PROBLEM DETAILS
Write out all records as given; omit images.

PROVIDED ENTRIES

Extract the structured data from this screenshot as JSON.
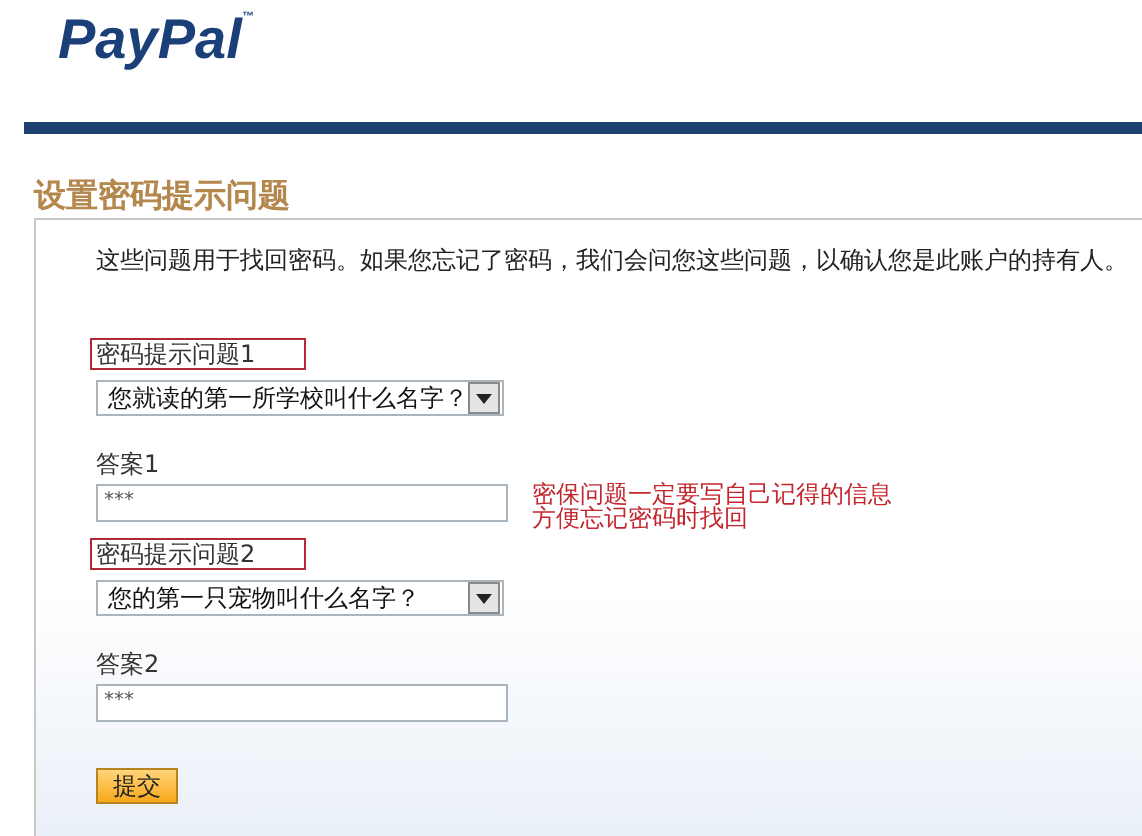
{
  "logo": {
    "text": "PayPal",
    "trademark": "™"
  },
  "title": "设置密码提示问题",
  "intro": "这些问题用于找回密码。如果您忘记了密码，我们会问您这些问题，以确认您是此账户的持有人。",
  "questions": [
    {
      "label": "密码提示问题1",
      "highlighted": true,
      "question": "您就读的第一所学校叫什么名字？",
      "answer_label": "答案1",
      "answer": "***"
    },
    {
      "label": "密码提示问题2",
      "highlighted": true,
      "question": "您的第一只宠物叫什么名字？",
      "answer_label": "答案2",
      "answer": "***"
    }
  ],
  "note": [
    "密保问题一定要写自己记得的信息",
    "方便忘记密码时找回"
  ],
  "submit": "提交"
}
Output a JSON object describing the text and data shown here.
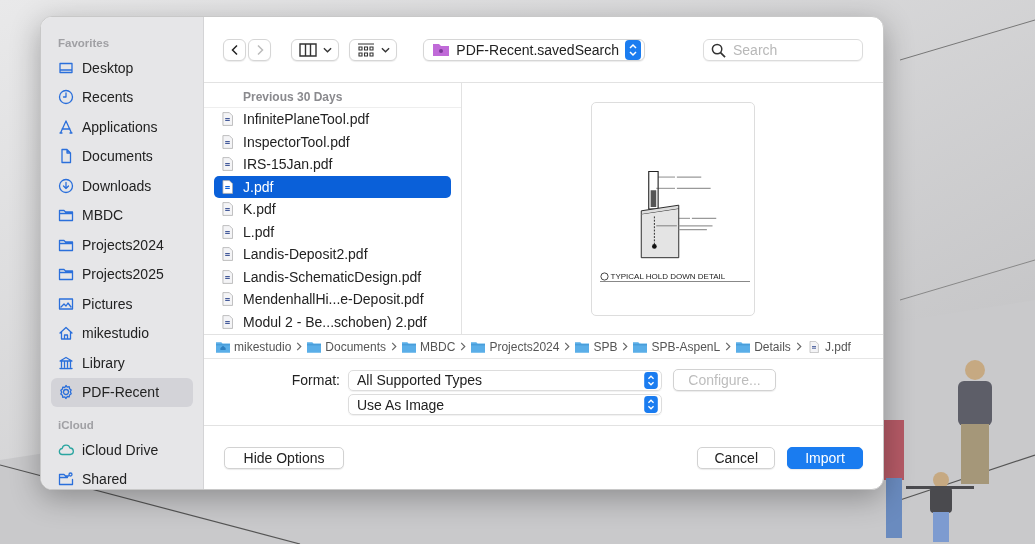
{
  "sidebar": {
    "sections": [
      {
        "heading": "Favorites",
        "items": [
          {
            "label": "Desktop",
            "kind": "desktop",
            "selected": false
          },
          {
            "label": "Recents",
            "kind": "clock",
            "selected": false
          },
          {
            "label": "Applications",
            "kind": "apps",
            "selected": false
          },
          {
            "label": "Documents",
            "kind": "doc",
            "selected": false
          },
          {
            "label": "Downloads",
            "kind": "download",
            "selected": false
          },
          {
            "label": "MBDC",
            "kind": "folder",
            "selected": false
          },
          {
            "label": "Projects2024",
            "kind": "folder",
            "selected": false
          },
          {
            "label": "Projects2025",
            "kind": "folder",
            "selected": false
          },
          {
            "label": "Pictures",
            "kind": "picture",
            "selected": false
          },
          {
            "label": "mikestudio",
            "kind": "home",
            "selected": false
          },
          {
            "label": "Library",
            "kind": "library",
            "selected": false
          },
          {
            "label": "PDF-Recent",
            "kind": "gear",
            "selected": true
          }
        ]
      },
      {
        "heading": "iCloud",
        "items": [
          {
            "label": "iCloud Drive",
            "kind": "cloud",
            "selected": false
          },
          {
            "label": "Shared",
            "kind": "shared",
            "selected": false
          }
        ]
      }
    ]
  },
  "toolbar": {
    "back": {
      "disabled": false
    },
    "forward": {
      "disabled": true
    },
    "location": "PDF-Recent.savedSearch",
    "search": {
      "placeholder": "Search"
    }
  },
  "files": {
    "heading": "Previous 30 Days",
    "items": [
      {
        "name": "InfinitePlaneTool.pdf",
        "selected": false
      },
      {
        "name": "InspectorTool.pdf",
        "selected": false
      },
      {
        "name": "IRS-15Jan.pdf",
        "selected": false
      },
      {
        "name": "J.pdf",
        "selected": true
      },
      {
        "name": "K.pdf",
        "selected": false
      },
      {
        "name": "L.pdf",
        "selected": false
      },
      {
        "name": "Landis-Deposit2.pdf",
        "selected": false
      },
      {
        "name": "Landis-SchematicDesign.pdf",
        "selected": false
      },
      {
        "name": "MendenhallHi...e-Deposit.pdf",
        "selected": false
      },
      {
        "name": "Modul 2 - Be...schoben) 2.pdf",
        "selected": false
      }
    ]
  },
  "preview": {
    "caption": "TYPICAL HOLD DOWN DETAIL"
  },
  "path": [
    {
      "name": "mikestudio",
      "kind": "home"
    },
    {
      "name": "Documents",
      "kind": "folder"
    },
    {
      "name": "MBDC",
      "kind": "folder"
    },
    {
      "name": "Projects2024",
      "kind": "folder"
    },
    {
      "name": "SPB",
      "kind": "folder"
    },
    {
      "name": "SPB-AspenL",
      "kind": "folder"
    },
    {
      "name": "Details",
      "kind": "folder"
    },
    {
      "name": "J.pdf",
      "kind": "file"
    }
  ],
  "options": {
    "format_label": "Format:",
    "format": "All Supported Types",
    "configure": {
      "label": "Configure...",
      "disabled": true
    },
    "use_as": "Use As Image"
  },
  "bottom": {
    "left": [
      {
        "label": "Hide Options",
        "default": false
      }
    ],
    "right": [
      {
        "label": "Cancel",
        "default": false
      },
      {
        "label": "Import",
        "default": true
      }
    ]
  }
}
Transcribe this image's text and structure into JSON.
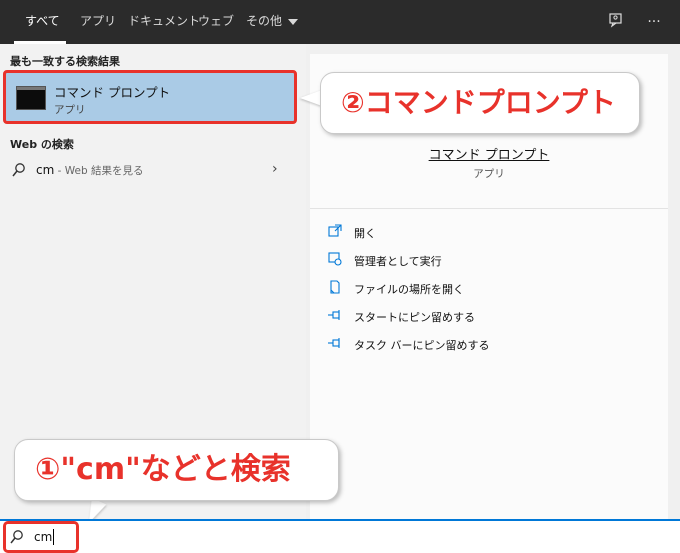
{
  "tabs": [
    {
      "label": "すべて",
      "active": true
    },
    {
      "label": "アプリ",
      "active": false
    },
    {
      "label": "ドキュメント",
      "active": false
    },
    {
      "label": "ウェブ",
      "active": false
    },
    {
      "label": "その他",
      "active": false
    }
  ],
  "left": {
    "best_match_heading": "最も一致する検索結果",
    "best_match": {
      "title": "コマンド プロンプト",
      "subtitle": "アプリ"
    },
    "web_heading": "Web の検索",
    "web_query": "cm",
    "web_suffix": " - Web 結果を見る"
  },
  "right": {
    "title": "コマンド プロンプト",
    "subtitle": "アプリ",
    "actions": [
      {
        "label": "開く",
        "icon": "open-icon"
      },
      {
        "label": "管理者として実行",
        "icon": "run-as-admin-icon"
      },
      {
        "label": "ファイルの場所を開く",
        "icon": "file-location-icon"
      },
      {
        "label": "スタートにピン留めする",
        "icon": "pin-icon"
      },
      {
        "label": "タスク バーにピン留めする",
        "icon": "pin-icon"
      }
    ]
  },
  "callouts": {
    "step1": "①\"cm\"などと検索",
    "step2": "②コマンドプロンプト"
  },
  "search": {
    "value": "cm"
  },
  "colors": {
    "accent": "#0078d7",
    "highlight": "#e8322b",
    "selection": "#aacbe6"
  }
}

SOLUTION BELOW
Extract the structured data from this screenshot as JSON.
{
  "logo": {
    "text": "PayPal",
    "trademark": "™"
  },
  "title": "设置密码提示问题",
  "intro": "这些问题用于找回密码。如果您忘记了密码，我们会问您这些问题，以确认您是此账户的持有人。",
  "questions": [
    {
      "label": "密码提示问题1",
      "highlighted": true,
      "question": "您就读的第一所学校叫什么名字？",
      "answer_label": "答案1",
      "answer": "***"
    },
    {
      "label": "密码提示问题2",
      "highlighted": true,
      "question": "您的第一只宠物叫什么名字？",
      "answer_label": "答案2",
      "answer": "***"
    }
  ],
  "note": [
    "密保问题一定要写自己记得的信息",
    "方便忘记密码时找回"
  ],
  "submit": "提交"
}
Output a JSON object describing the text and data shown here.
{
  "sidebar": {
    "sections": [
      {
        "heading": "Favorites",
        "items": [
          {
            "label": "Desktop",
            "kind": "desktop",
            "selected": false
          },
          {
            "label": "Recents",
            "kind": "clock",
            "selected": false
          },
          {
            "label": "Applications",
            "kind": "apps",
            "selected": false
          },
          {
            "label": "Documents",
            "kind": "doc",
            "selected": false
          },
          {
            "label": "Downloads",
            "kind": "download",
            "selected": false
          },
          {
            "label": "MBDC",
            "kind": "folder",
            "selected": false
          },
          {
            "label": "Projects2024",
            "kind": "folder",
            "selected": false
          },
          {
            "label": "Projects2025",
            "kind": "folder",
            "selected": false
          },
          {
            "label": "Pictures",
            "kind": "picture",
            "selected": false
          },
          {
            "label": "mikestudio",
            "kind": "home",
            "selected": false
          },
          {
            "label": "Library",
            "kind": "library",
            "selected": false
          },
          {
            "label": "PDF-Recent",
            "kind": "gear",
            "selected": true
          }
        ]
      },
      {
        "heading": "iCloud",
        "items": [
          {
            "label": "iCloud Drive",
            "kind": "cloud",
            "selected": false
          },
          {
            "label": "Shared",
            "kind": "shared",
            "selected": false
          }
        ]
      }
    ]
  },
  "toolbar": {
    "back": {
      "disabled": false
    },
    "forward": {
      "disabled": true
    },
    "location": "PDF-Recent.savedSearch",
    "search": {
      "placeholder": "Search"
    }
  },
  "files": {
    "heading": "Previous 30 Days",
    "items": [
      {
        "name": "InfinitePlaneTool.pdf",
        "selected": false
      },
      {
        "name": "InspectorTool.pdf",
        "selected": false
      },
      {
        "name": "IRS-15Jan.pdf",
        "selected": false
      },
      {
        "name": "J.pdf",
        "selected": true
      },
      {
        "name": "K.pdf",
        "selected": false
      },
      {
        "name": "L.pdf",
        "selected": false
      },
      {
        "name": "Landis-Deposit2.pdf",
        "selected": false
      },
      {
        "name": "Landis-SchematicDesign.pdf",
        "selected": false
      },
      {
        "name": "MendenhallHi...e-Deposit.pdf",
        "selected": false
      },
      {
        "name": "Modul 2 - Be...schoben) 2.pdf",
        "selected": false
      }
    ]
  },
  "preview": {
    "caption": "TYPICAL HOLD DOWN DETAIL"
  },
  "path": [
    {
      "name": "mikestudio",
      "kind": "home"
    },
    {
      "name": "Documents",
      "kind": "folder"
    },
    {
      "name": "MBDC",
      "kind": "folder"
    },
    {
      "name": "Projects2024",
      "kind": "folder"
    },
    {
      "name": "SPB",
      "kind": "folder"
    },
    {
      "name": "SPB-AspenL",
      "kind": "folder"
    },
    {
      "name": "Details",
      "kind": "folder"
    },
    {
      "name": "J.pdf",
      "kind": "file"
    }
  ],
  "options": {
    "format_label": "Format:",
    "format": "All Supported Types",
    "configure": {
      "label": "Configure...",
      "disabled": true
    },
    "use_as": "Use As Image"
  },
  "bottom": {
    "left": [
      {
        "label": "Hide Options",
        "default": false
      }
    ],
    "right": [
      {
        "label": "Cancel",
        "default": false
      },
      {
        "label": "Import",
        "default": true
      }
    ]
  }
}
Transcribe this image's text and structure into JSON.
{
  "tabs": [
    {
      "label": "すべて",
      "active": true
    },
    {
      "label": "アプリ",
      "active": false
    },
    {
      "label": "ドキュメント",
      "active": false
    },
    {
      "label": "ウェブ",
      "active": false
    },
    {
      "label": "その他",
      "active": false
    }
  ],
  "left": {
    "best_match_heading": "最も一致する検索結果",
    "best_match": {
      "title": "コマンド プロンプト",
      "subtitle": "アプリ"
    },
    "web_heading": "Web の検索",
    "web_query": "cm",
    "web_suffix": " - Web 結果を見る"
  },
  "right": {
    "title": "コマンド プロンプト",
    "subtitle": "アプリ",
    "actions": [
      {
        "label": "開く",
        "icon": "open-icon"
      },
      {
        "label": "管理者として実行",
        "icon": "run-as-admin-icon"
      },
      {
        "label": "ファイルの場所を開く",
        "icon": "file-location-icon"
      },
      {
        "label": "スタートにピン留めする",
        "icon": "pin-icon"
      },
      {
        "label": "タスク バーにピン留めする",
        "icon": "pin-icon"
      }
    ]
  },
  "callouts": {
    "step1": "①\"cm\"などと検索",
    "step2": "②コマンドプロンプト"
  },
  "search": {
    "value": "cm"
  },
  "colors": {
    "accent": "#0078d7",
    "highlight": "#e8322b",
    "selection": "#aacbe6"
  }
}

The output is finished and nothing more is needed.